## TO BE DONE
All records below must be retyped exactly.

[Data excerpts]
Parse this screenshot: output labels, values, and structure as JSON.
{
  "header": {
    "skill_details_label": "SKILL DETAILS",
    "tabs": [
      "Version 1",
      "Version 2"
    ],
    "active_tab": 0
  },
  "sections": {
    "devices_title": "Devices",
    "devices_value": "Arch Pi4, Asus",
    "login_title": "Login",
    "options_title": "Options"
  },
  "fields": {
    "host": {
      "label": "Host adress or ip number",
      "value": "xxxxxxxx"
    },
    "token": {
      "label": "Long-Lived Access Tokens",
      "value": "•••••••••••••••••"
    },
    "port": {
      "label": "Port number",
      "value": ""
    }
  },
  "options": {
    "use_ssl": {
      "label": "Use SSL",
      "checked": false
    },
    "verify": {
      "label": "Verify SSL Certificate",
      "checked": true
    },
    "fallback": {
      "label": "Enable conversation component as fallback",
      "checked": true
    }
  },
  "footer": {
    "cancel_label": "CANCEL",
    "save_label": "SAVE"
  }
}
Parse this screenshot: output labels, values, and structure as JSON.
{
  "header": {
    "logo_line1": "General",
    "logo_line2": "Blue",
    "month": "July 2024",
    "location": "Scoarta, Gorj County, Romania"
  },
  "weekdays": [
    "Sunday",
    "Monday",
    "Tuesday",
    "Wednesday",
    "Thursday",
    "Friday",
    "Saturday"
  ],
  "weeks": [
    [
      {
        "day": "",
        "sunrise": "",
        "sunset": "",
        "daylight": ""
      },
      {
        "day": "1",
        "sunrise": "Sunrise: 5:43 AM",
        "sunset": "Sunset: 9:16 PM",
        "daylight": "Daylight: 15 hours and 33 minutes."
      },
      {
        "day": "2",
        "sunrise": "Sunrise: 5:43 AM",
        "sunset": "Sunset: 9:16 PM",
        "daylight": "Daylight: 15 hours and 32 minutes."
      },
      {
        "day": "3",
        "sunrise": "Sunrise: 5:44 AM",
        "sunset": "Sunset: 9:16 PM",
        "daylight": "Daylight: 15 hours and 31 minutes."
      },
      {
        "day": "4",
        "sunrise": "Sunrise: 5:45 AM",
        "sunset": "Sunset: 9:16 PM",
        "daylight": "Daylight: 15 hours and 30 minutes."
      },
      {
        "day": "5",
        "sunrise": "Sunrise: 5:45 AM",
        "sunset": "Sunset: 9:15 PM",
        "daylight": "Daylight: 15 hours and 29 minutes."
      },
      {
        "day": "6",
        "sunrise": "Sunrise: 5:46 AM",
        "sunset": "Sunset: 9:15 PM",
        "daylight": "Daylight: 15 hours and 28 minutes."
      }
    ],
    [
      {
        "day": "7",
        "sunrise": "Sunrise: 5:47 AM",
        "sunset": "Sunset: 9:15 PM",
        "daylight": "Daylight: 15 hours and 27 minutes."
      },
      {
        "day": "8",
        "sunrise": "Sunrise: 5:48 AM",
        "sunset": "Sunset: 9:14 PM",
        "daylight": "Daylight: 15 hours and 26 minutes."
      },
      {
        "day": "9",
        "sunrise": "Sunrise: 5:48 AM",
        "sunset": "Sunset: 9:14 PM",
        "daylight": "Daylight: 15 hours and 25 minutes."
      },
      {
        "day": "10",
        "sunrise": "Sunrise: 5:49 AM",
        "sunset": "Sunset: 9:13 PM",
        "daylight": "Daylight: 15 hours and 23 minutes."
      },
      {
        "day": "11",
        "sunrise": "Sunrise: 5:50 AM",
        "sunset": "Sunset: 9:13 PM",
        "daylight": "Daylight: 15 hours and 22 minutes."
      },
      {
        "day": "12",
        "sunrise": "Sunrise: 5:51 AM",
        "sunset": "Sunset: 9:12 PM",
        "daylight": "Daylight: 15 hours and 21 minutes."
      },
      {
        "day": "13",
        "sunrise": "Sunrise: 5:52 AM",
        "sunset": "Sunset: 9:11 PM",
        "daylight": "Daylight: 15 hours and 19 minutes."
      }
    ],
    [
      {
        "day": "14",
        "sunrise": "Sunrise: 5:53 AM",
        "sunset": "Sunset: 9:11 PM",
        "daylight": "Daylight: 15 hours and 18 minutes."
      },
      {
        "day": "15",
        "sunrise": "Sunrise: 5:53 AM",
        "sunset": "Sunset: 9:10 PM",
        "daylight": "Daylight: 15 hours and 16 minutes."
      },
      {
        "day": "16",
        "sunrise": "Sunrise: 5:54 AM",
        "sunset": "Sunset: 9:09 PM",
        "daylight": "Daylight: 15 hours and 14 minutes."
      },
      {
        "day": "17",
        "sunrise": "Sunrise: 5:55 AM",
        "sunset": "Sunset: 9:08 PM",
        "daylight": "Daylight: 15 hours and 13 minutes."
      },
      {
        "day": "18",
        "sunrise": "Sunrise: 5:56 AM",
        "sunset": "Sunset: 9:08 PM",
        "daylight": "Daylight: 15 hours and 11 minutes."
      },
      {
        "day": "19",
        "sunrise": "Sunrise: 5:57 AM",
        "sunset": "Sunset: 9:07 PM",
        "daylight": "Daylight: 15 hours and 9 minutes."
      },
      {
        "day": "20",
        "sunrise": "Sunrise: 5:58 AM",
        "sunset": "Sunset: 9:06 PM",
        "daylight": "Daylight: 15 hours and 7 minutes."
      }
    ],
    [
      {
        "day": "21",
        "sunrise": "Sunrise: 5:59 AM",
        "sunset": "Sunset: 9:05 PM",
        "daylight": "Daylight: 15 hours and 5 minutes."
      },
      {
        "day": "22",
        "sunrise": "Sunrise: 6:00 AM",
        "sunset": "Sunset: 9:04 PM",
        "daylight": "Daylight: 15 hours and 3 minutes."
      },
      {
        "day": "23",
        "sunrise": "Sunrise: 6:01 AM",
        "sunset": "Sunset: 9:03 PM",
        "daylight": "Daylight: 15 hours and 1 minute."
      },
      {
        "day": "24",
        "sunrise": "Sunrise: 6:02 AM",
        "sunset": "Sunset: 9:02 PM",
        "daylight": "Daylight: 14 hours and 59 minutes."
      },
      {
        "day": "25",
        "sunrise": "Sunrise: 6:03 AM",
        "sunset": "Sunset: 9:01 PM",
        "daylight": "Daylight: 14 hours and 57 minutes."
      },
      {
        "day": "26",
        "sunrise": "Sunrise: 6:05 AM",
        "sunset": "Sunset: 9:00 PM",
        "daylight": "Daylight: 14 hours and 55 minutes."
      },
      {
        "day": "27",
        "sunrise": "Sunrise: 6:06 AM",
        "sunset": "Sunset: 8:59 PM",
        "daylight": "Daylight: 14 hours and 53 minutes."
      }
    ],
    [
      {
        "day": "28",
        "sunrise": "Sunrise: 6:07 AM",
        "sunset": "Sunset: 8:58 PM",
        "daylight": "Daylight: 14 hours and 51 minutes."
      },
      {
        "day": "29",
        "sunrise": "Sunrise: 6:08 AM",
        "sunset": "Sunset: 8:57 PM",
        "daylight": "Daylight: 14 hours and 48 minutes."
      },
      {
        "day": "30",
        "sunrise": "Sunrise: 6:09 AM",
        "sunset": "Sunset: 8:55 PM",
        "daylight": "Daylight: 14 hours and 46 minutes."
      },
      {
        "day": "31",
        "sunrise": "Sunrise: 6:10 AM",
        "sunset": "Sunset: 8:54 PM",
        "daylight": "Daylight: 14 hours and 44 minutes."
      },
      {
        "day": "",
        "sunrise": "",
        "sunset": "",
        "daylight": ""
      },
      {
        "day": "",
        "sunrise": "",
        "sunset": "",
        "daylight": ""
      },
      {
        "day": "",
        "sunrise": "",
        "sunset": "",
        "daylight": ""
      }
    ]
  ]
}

## RESPONSE TO THE TASK
Parse this screenshot: output labels, values, and structure as JSON.
{
  "header": {
    "skill_details_label": "SKILL DETAILS",
    "tabs": [
      "Version 1",
      "Version 2"
    ],
    "active_tab": 0
  },
  "sections": {
    "devices_title": "Devices",
    "devices_value": "Arch Pi4, Asus",
    "login_title": "Login",
    "options_title": "Options"
  },
  "fields": {
    "host": {
      "label": "Host adress or ip number",
      "value": "xxxxxxxx"
    },
    "token": {
      "label": "Long-Lived Access Tokens",
      "value": "•••••••••••••••••"
    },
    "port": {
      "label": "Port number",
      "value": ""
    }
  },
  "options": {
    "use_ssl": {
      "label": "Use SSL",
      "checked": false
    },
    "verify": {
      "label": "Verify SSL Certificate",
      "checked": true
    },
    "fallback": {
      "label": "Enable conversation component as fallback",
      "checked": true
    }
  },
  "footer": {
    "cancel_label": "CANCEL",
    "save_label": "SAVE"
  }
}
Parse this screenshot: output labels, values, and structure as JSON.
{
  "header": {
    "logo_line1": "General",
    "logo_line2": "Blue",
    "month": "July 2024",
    "location": "Scoarta, Gorj County, Romania"
  },
  "weekdays": [
    "Sunday",
    "Monday",
    "Tuesday",
    "Wednesday",
    "Thursday",
    "Friday",
    "Saturday"
  ],
  "weeks": [
    [
      {
        "day": "",
        "sunrise": "",
        "sunset": "",
        "daylight": ""
      },
      {
        "day": "1",
        "sunrise": "Sunrise: 5:43 AM",
        "sunset": "Sunset: 9:16 PM",
        "daylight": "Daylight: 15 hours and 33 minutes."
      },
      {
        "day": "2",
        "sunrise": "Sunrise: 5:43 AM",
        "sunset": "Sunset: 9:16 PM",
        "daylight": "Daylight: 15 hours and 32 minutes."
      },
      {
        "day": "3",
        "sunrise": "Sunrise: 5:44 AM",
        "sunset": "Sunset: 9:16 PM",
        "daylight": "Daylight: 15 hours and 31 minutes."
      },
      {
        "day": "4",
        "sunrise": "Sunrise: 5:45 AM",
        "sunset": "Sunset: 9:16 PM",
        "daylight": "Daylight: 15 hours and 30 minutes."
      },
      {
        "day": "5",
        "sunrise": "Sunrise: 5:45 AM",
        "sunset": "Sunset: 9:15 PM",
        "daylight": "Daylight: 15 hours and 29 minutes."
      },
      {
        "day": "6",
        "sunrise": "Sunrise: 5:46 AM",
        "sunset": "Sunset: 9:15 PM",
        "daylight": "Daylight: 15 hours and 28 minutes."
      }
    ],
    [
      {
        "day": "7",
        "sunrise": "Sunrise: 5:47 AM",
        "sunset": "Sunset: 9:15 PM",
        "daylight": "Daylight: 15 hours and 27 minutes."
      },
      {
        "day": "8",
        "sunrise": "Sunrise: 5:48 AM",
        "sunset": "Sunset: 9:14 PM",
        "daylight": "Daylight: 15 hours and 26 minutes."
      },
      {
        "day": "9",
        "sunrise": "Sunrise: 5:48 AM",
        "sunset": "Sunset: 9:14 PM",
        "daylight": "Daylight: 15 hours and 25 minutes."
      },
      {
        "day": "10",
        "sunrise": "Sunrise: 5:49 AM",
        "sunset": "Sunset: 9:13 PM",
        "daylight": "Daylight: 15 hours and 23 minutes."
      },
      {
        "day": "11",
        "sunrise": "Sunrise: 5:50 AM",
        "sunset": "Sunset: 9:13 PM",
        "daylight": "Daylight: 15 hours and 22 minutes."
      },
      {
        "day": "12",
        "sunrise": "Sunrise: 5:51 AM",
        "sunset": "Sunset: 9:12 PM",
        "daylight": "Daylight: 15 hours and 21 minutes."
      },
      {
        "day": "13",
        "sunrise": "Sunrise: 5:52 AM",
        "sunset": "Sunset: 9:11 PM",
        "daylight": "Daylight: 15 hours and 19 minutes."
      }
    ],
    [
      {
        "day": "14",
        "sunrise": "Sunrise: 5:53 AM",
        "sunset": "Sunset: 9:11 PM",
        "daylight": "Daylight: 15 hours and 18 minutes."
      },
      {
        "day": "15",
        "sunrise": "Sunrise: 5:53 AM",
        "sunset": "Sunset: 9:10 PM",
        "daylight": "Daylight: 15 hours and 16 minutes."
      },
      {
        "day": "16",
        "sunrise": "Sunrise: 5:54 AM",
        "sunset": "Sunset: 9:09 PM",
        "daylight": "Daylight: 15 hours and 14 minutes."
      },
      {
        "day": "17",
        "sunrise": "Sunrise: 5:55 AM",
        "sunset": "Sunset: 9:08 PM",
        "daylight": "Daylight: 15 hours and 13 minutes."
      },
      {
        "day": "18",
        "sunrise": "Sunrise: 5:56 AM",
        "sunset": "Sunset: 9:08 PM",
        "daylight": "Daylight: 15 hours and 11 minutes."
      },
      {
        "day": "19",
        "sunrise": "Sunrise: 5:57 AM",
        "sunset": "Sunset: 9:07 PM",
        "daylight": "Daylight: 15 hours and 9 minutes."
      },
      {
        "day": "20",
        "sunrise": "Sunrise: 5:58 AM",
        "sunset": "Sunset: 9:06 PM",
        "daylight": "Daylight: 15 hours and 7 minutes."
      }
    ],
    [
      {
        "day": "21",
        "sunrise": "Sunrise: 5:59 AM",
        "sunset": "Sunset: 9:05 PM",
        "daylight": "Daylight: 15 hours and 5 minutes."
      },
      {
        "day": "22",
        "sunrise": "Sunrise: 6:00 AM",
        "sunset": "Sunset: 9:04 PM",
        "daylight": "Daylight: 15 hours and 3 minutes."
      },
      {
        "day": "23",
        "sunrise": "Sunrise: 6:01 AM",
        "sunset": "Sunset: 9:03 PM",
        "daylight": "Daylight: 15 hours and 1 minute."
      },
      {
        "day": "24",
        "sunrise": "Sunrise: 6:02 AM",
        "sunset": "Sunset: 9:02 PM",
        "daylight": "Daylight: 14 hours and 59 minutes."
      },
      {
        "day": "25",
        "sunrise": "Sunrise: 6:03 AM",
        "sunset": "Sunset: 9:01 PM",
        "daylight": "Daylight: 14 hours and 57 minutes."
      },
      {
        "day": "26",
        "sunrise": "Sunrise: 6:05 AM",
        "sunset": "Sunset: 9:00 PM",
        "daylight": "Daylight: 14 hours and 55 minutes."
      },
      {
        "day": "27",
        "sunrise": "Sunrise: 6:06 AM",
        "sunset": "Sunset: 8:59 PM",
        "daylight": "Daylight: 14 hours and 53 minutes."
      }
    ],
    [
      {
        "day": "28",
        "sunrise": "Sunrise: 6:07 AM",
        "sunset": "Sunset: 8:58 PM",
        "daylight": "Daylight: 14 hours and 51 minutes."
      },
      {
        "day": "29",
        "sunrise": "Sunrise: 6:08 AM",
        "sunset": "Sunset: 8:57 PM",
        "daylight": "Daylight: 14 hours and 48 minutes."
      },
      {
        "day": "30",
        "sunrise": "Sunrise: 6:09 AM",
        "sunset": "Sunset: 8:55 PM",
        "daylight": "Daylight: 14 hours and 46 minutes."
      },
      {
        "day": "31",
        "sunrise": "Sunrise: 6:10 AM",
        "sunset": "Sunset: 8:54 PM",
        "daylight": "Daylight: 14 hours and 44 minutes."
      },
      {
        "day": "",
        "sunrise": "",
        "sunset": "",
        "daylight": ""
      },
      {
        "day": "",
        "sunrise": "",
        "sunset": "",
        "daylight": ""
      },
      {
        "day": "",
        "sunrise": "",
        "sunset": "",
        "daylight": ""
      }
    ]
  ]
}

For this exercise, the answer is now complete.